* Your goal *
Please reproduce every item below word for word, leaving out the pictures.

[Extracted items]
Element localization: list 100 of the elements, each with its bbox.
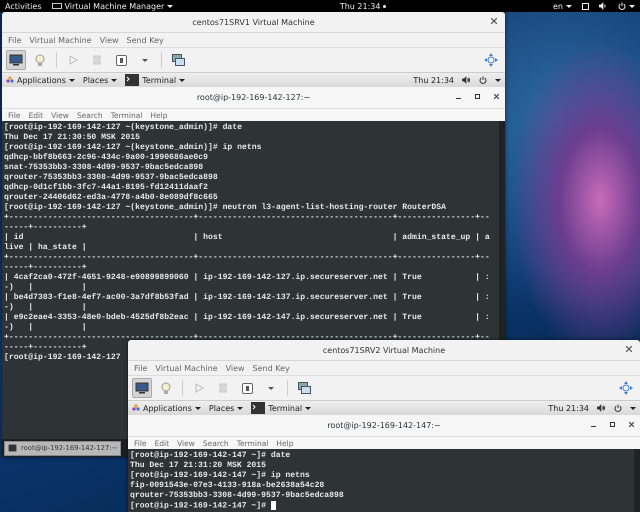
caret-icon <box>194 406 201 410</box>
close-icon[interactable] <box>626 346 632 352</box>
terminal-line: qdhcp-0d1cf1bb-3fc7-44a1-8195-fd12411daaf2 <box>4 183 208 193</box>
flower-icon <box>6 76 14 84</box>
places-menu[interactable]: Places <box>82 76 108 84</box>
app-menu[interactable]: Virtual Machine Manager <box>64 2 164 10</box>
terminal-line: [root@ip-192-169-142-147 ~]# ip netns <box>130 471 310 481</box>
caret-icon <box>179 78 186 82</box>
speaker-icon[interactable] <box>599 2 608 10</box>
terminal-line: +--------------------------------------+----------------------------------------+----------------+-- <box>4 253 490 263</box>
terminal-menu[interactable]: Terminal <box>142 76 176 84</box>
play-icon <box>194 383 204 393</box>
terminal-line: +--------------------------------------+----------------------------------------+----------------+-- <box>4 333 490 343</box>
terminal-line: -----+----------+ <box>4 223 87 233</box>
clock[interactable]: Thu 21:34 <box>413 76 454 84</box>
clock[interactable]: Thu 21:34 <box>340 2 380 10</box>
lightbulb-icon <box>35 54 45 66</box>
monitor-icon <box>135 382 149 394</box>
play-icon <box>68 55 78 65</box>
notification-dot-icon <box>383 4 386 8</box>
terminal-line: -----+----------+ <box>4 263 87 273</box>
terminal-line: | 4caf2ca0-472f-4651-9248-e90899899060 | ip-192-169-142-127.ip.secureserver.net | True | : <box>4 273 490 283</box>
terminal-line: Thu Dec 17 21:31:20 MSK 2015 <box>130 461 266 471</box>
square-icon[interactable] <box>582 2 589 10</box>
menu-item[interactable]: Virtual Machine <box>155 364 218 372</box>
pause-icon <box>92 55 102 65</box>
caret-icon <box>167 4 174 8</box>
maximize-icon[interactable] <box>610 422 615 427</box>
terminal-line: [root@ip-192-169-142-127 ~(keystone_admin)]# neutron l3-agent-list-hosting-router RouterDSA <box>4 203 446 213</box>
terminal-line: [root@ip-192-169-142-147 ~]# date <box>130 451 290 461</box>
menu-item[interactable]: File <box>134 364 148 372</box>
terminal-line: | be4d7383-f1e8-4ef7-ac00-3a7df8b53fad | ip-192-169-142-137.ip.secureserver.net | True | : <box>4 293 490 303</box>
terminal-line: +--------------------------------------+----------------------------------------+----------------+-- <box>4 213 490 223</box>
language-menu[interactable]: en <box>553 2 563 10</box>
terminal-line: live | ha_state | <box>4 243 87 253</box>
close-icon[interactable] <box>491 18 497 24</box>
caret-icon <box>111 78 118 82</box>
pause-icon <box>218 383 228 393</box>
console-button[interactable] <box>6 50 26 70</box>
speaker-icon[interactable] <box>462 76 471 84</box>
terminal-menu[interactable]: Terminal <box>268 404 302 412</box>
menu-item[interactable]: Send Key <box>126 36 164 44</box>
caret-icon <box>566 4 572 8</box>
text-cursor <box>270 501 276 510</box>
power-switch-icon <box>242 382 252 394</box>
power-switch-icon <box>116 54 126 66</box>
terminal-line: -) | | <box>4 323 87 333</box>
terminal-line: [root@ip-192-169-142-147 ~]# <box>130 501 276 512</box>
applications-menu[interactable]: Applications <box>143 404 192 412</box>
terminal-line: qrouter-75353bb3-3308-4d99-9537-9bac5edca898 <box>130 491 344 501</box>
terminal-line: | id | host | admin_state_up | a <box>4 233 490 243</box>
windows-icon <box>172 54 184 66</box>
applications-menu[interactable]: Applications <box>17 76 66 84</box>
lightbulb-icon <box>161 382 171 394</box>
terminal-line: qrouter-75353bb3-3308-4d99-9537-9bac5edca898 <box>4 173 218 183</box>
caret-icon <box>237 406 244 410</box>
monitor-icon <box>9 54 23 66</box>
window-title: centos71SRV2 Virtual Machine <box>322 346 446 354</box>
terminal-line: Thu Dec 17 21:30:50 MSK 2015 <box>4 133 140 143</box>
close-icon[interactable] <box>494 94 499 99</box>
caret-icon <box>629 4 635 8</box>
power-icon[interactable] <box>479 76 487 84</box>
menu-item[interactable]: Send Key <box>252 364 290 372</box>
console-button[interactable] <box>132 378 152 398</box>
terminal-line: [root@ip-192-169-142-127 ~(keystone_admin)]# ip netns <box>4 143 262 153</box>
places-menu[interactable]: Places <box>208 404 234 412</box>
windows-icon <box>298 382 310 394</box>
close-icon[interactable] <box>629 422 634 427</box>
window-title: centos71SRV1 Virtual Machine <box>192 18 315 26</box>
terminal-icon <box>8 444 17 452</box>
terminal-line: qrouter-24406d62-ed3a-4778-a4b0-8e089df8c665 <box>4 193 218 203</box>
terminal-line: [root@ip-192-169-142-127 ~(keystone_admin)]# date <box>4 123 242 133</box>
caret-icon <box>495 78 501 82</box>
power-icon[interactable] <box>614 404 622 412</box>
maximize-icon[interactable] <box>475 94 480 99</box>
menu-item[interactable]: View <box>226 364 245 372</box>
monitor-icon <box>52 3 62 9</box>
flower-icon <box>132 404 140 412</box>
terminal-line: -) | | <box>4 283 87 293</box>
terminal-title: root@ip-192-169-142-127:~ <box>196 93 310 102</box>
terminal-line: qdhcp-bbf8b663-2c96-434c-9a00-1990686ae0c9 <box>4 153 208 163</box>
caret-icon <box>268 386 274 390</box>
clock[interactable]: Thu 21:34 <box>548 404 589 412</box>
caret-icon <box>630 406 636 410</box>
caret-icon <box>68 78 75 82</box>
move-arrows-icon <box>484 53 498 67</box>
caret-icon <box>142 58 148 62</box>
terminal-line: -) | | <box>4 303 87 313</box>
terminal-line: snat-75353bb3-3308-4d99-9537-9bac5edca898 <box>4 163 204 173</box>
terminal-line: | e9c2eae4-3353-48e0-bdeb-4525df8b2eac | ip-192-169-142-147.ip.secureserver.net | True | : <box>4 313 490 323</box>
terminal-line: fip-0091543e-07e3-4133-918a-be2638a54c28 <box>130 481 324 491</box>
menu-item[interactable]: Virtual Machine <box>29 36 92 44</box>
terminal-line: [root@ip-192-169-142-127 <box>4 353 121 363</box>
menu-item[interactable]: File <box>8 36 22 44</box>
terminal-line: -----+----------+ <box>4 343 87 353</box>
speaker-icon[interactable] <box>597 404 606 412</box>
menu-item[interactable]: View <box>100 36 119 44</box>
activities-button[interactable]: Activities <box>5 2 42 10</box>
caret-icon <box>305 406 312 410</box>
move-arrows-icon <box>619 381 633 395</box>
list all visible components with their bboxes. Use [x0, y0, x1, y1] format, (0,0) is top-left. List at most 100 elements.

* The reply *
Element localization: list 100 of the elements, each with its bbox.
caret-icon <box>194 406 201 410</box>
close-icon[interactable] <box>626 346 632 352</box>
terminal-line: qdhcp-0d1cf1bb-3fc7-44a1-8195-fd12411daaf2 <box>4 183 208 193</box>
flower-icon <box>6 76 14 84</box>
places-menu[interactable]: Places <box>82 76 108 84</box>
app-menu[interactable]: Virtual Machine Manager <box>64 2 164 10</box>
terminal-line: [root@ip-192-169-142-147 ~]# ip netns <box>130 471 310 481</box>
caret-icon <box>179 78 186 82</box>
speaker-icon[interactable] <box>599 2 608 10</box>
terminal-line: +--------------------------------------+----------------------------------------+----------------+-- <box>4 253 490 263</box>
terminal-menu[interactable]: Terminal <box>142 76 176 84</box>
play-icon <box>194 383 204 393</box>
terminal-line: +--------------------------------------+----------------------------------------+----------------+-- <box>4 333 490 343</box>
terminal-line: -----+----------+ <box>4 223 87 233</box>
clock[interactable]: Thu 21:34 <box>413 76 454 84</box>
clock[interactable]: Thu 21:34 <box>340 2 380 10</box>
lightbulb-icon <box>35 54 45 66</box>
monitor-icon <box>135 382 149 394</box>
play-icon <box>68 55 78 65</box>
notification-dot-icon <box>383 4 386 8</box>
terminal-line: -----+----------+ <box>4 263 87 273</box>
terminal-line: | 4caf2ca0-472f-4651-9248-e90899899060 | ip-192-169-142-127.ip.secureserver.net | True | : <box>4 273 490 283</box>
terminal-line: Thu Dec 17 21:31:20 MSK 2015 <box>130 461 266 471</box>
square-icon[interactable] <box>582 2 589 10</box>
menu-item[interactable]: Virtual Machine <box>155 364 218 372</box>
pause-icon <box>92 55 102 65</box>
caret-icon <box>167 4 174 8</box>
maximize-icon[interactable] <box>610 422 615 427</box>
terminal-line: [root@ip-192-169-142-127 ~(keystone_admin)]# neutron l3-agent-list-hosting-router RouterDSA <box>4 203 446 213</box>
terminal-line: [root@ip-192-169-142-147 ~]# date <box>130 451 290 461</box>
menu-item[interactable]: File <box>134 364 148 372</box>
terminal-line: | be4d7383-f1e8-4ef7-ac00-3a7df8b53fad | ip-192-169-142-137.ip.secureserver.net | True | : <box>4 293 490 303</box>
terminal-line: +--------------------------------------+----------------------------------------+----------------+-- <box>4 213 490 223</box>
language-menu[interactable]: en <box>553 2 563 10</box>
terminal-line: live | ha_state | <box>4 243 87 253</box>
close-icon[interactable] <box>491 18 497 24</box>
caret-icon <box>111 78 118 82</box>
pause-icon <box>218 383 228 393</box>
console-button[interactable] <box>6 50 26 70</box>
speaker-icon[interactable] <box>462 76 471 84</box>
terminal-menu[interactable]: Terminal <box>268 404 302 412</box>
menu-item[interactable]: Send Key <box>126 36 164 44</box>
caret-icon <box>566 4 572 8</box>
text-cursor <box>270 501 276 510</box>
power-switch-icon <box>242 382 252 394</box>
power-switch-icon <box>116 54 126 66</box>
terminal-line: -) | | <box>4 323 87 333</box>
terminal-line: [root@ip-192-169-142-147 ~]# <box>130 501 276 512</box>
applications-menu[interactable]: Applications <box>143 404 192 412</box>
terminal-line: qrouter-75353bb3-3308-4d99-9537-9bac5edca898 <box>130 491 344 501</box>
terminal-line: | id | host | admin_state_up | a <box>4 233 490 243</box>
windows-icon <box>172 54 184 66</box>
applications-menu[interactable]: Applications <box>17 76 66 84</box>
lightbulb-icon <box>161 382 171 394</box>
terminal-line: qrouter-75353bb3-3308-4d99-9537-9bac5edca898 <box>4 173 218 183</box>
caret-icon <box>237 406 244 410</box>
monitor-icon <box>9 54 23 66</box>
window-title: centos71SRV2 Virtual Machine <box>322 346 446 354</box>
terminal-line: Thu Dec 17 21:30:50 MSK 2015 <box>4 133 140 143</box>
close-icon[interactable] <box>494 94 499 99</box>
caret-icon <box>629 4 635 8</box>
power-icon[interactable] <box>479 76 487 84</box>
menu-item[interactable]: Send Key <box>252 364 290 372</box>
console-button[interactable] <box>132 378 152 398</box>
terminal-line: [root@ip-192-169-142-127 ~(keystone_admin)]# ip netns <box>4 143 262 153</box>
places-menu[interactable]: Places <box>208 404 234 412</box>
windows-icon <box>298 382 310 394</box>
close-icon[interactable] <box>629 422 634 427</box>
window-title: centos71SRV1 Virtual Machine <box>192 18 315 26</box>
terminal-icon <box>8 444 17 452</box>
terminal-line: qrouter-24406d62-ed3a-4778-a4b0-8e089df8c665 <box>4 193 218 203</box>
terminal-line: [root@ip-192-169-142-127 ~(keystone_admin)]# date <box>4 123 242 133</box>
caret-icon <box>495 78 501 82</box>
power-icon[interactable] <box>614 404 622 412</box>
maximize-icon[interactable] <box>475 94 480 99</box>
menu-item[interactable]: View <box>226 364 245 372</box>
monitor-icon <box>52 3 62 9</box>
flower-icon <box>132 404 140 412</box>
terminal-line: -) | | <box>4 283 87 293</box>
terminal-title: root@ip-192-169-142-127:~ <box>196 93 310 102</box>
terminal-line: qdhcp-bbf8b663-2c96-434c-9a00-1990686ae0c9 <box>4 153 208 163</box>
caret-icon <box>268 386 274 390</box>
clock[interactable]: Thu 21:34 <box>548 404 589 412</box>
caret-icon <box>630 406 636 410</box>
caret-icon <box>68 78 75 82</box>
move-arrows-icon <box>484 53 498 67</box>
caret-icon <box>142 58 148 62</box>
terminal-line: -) | | <box>4 303 87 313</box>
terminal-line: snat-75353bb3-3308-4d99-9537-9bac5edca898 <box>4 163 204 173</box>
terminal-line: | e9c2eae4-3353-48e0-bdeb-4525df8b2eac | ip-192-169-142-147.ip.secureserver.net | True | : <box>4 313 490 323</box>
terminal-line: fip-0091543e-07e3-4133-918a-be2638a54c28 <box>130 481 324 491</box>
menu-item[interactable]: Virtual Machine <box>29 36 92 44</box>
terminal-line: [root@ip-192-169-142-127 <box>4 353 121 363</box>
menu-item[interactable]: File <box>8 36 22 44</box>
terminal-line: -----+----------+ <box>4 343 87 353</box>
speaker-icon[interactable] <box>597 404 606 412</box>
menu-item[interactable]: View <box>100 36 119 44</box>
activities-button[interactable]: Activities <box>5 2 42 10</box>
caret-icon <box>305 406 312 410</box>
move-arrows-icon <box>619 381 633 395</box>
list all visible components with their bboxes. Use [x0, y0, x1, y1] format, (0,0) is top-left. List at most 100 elements.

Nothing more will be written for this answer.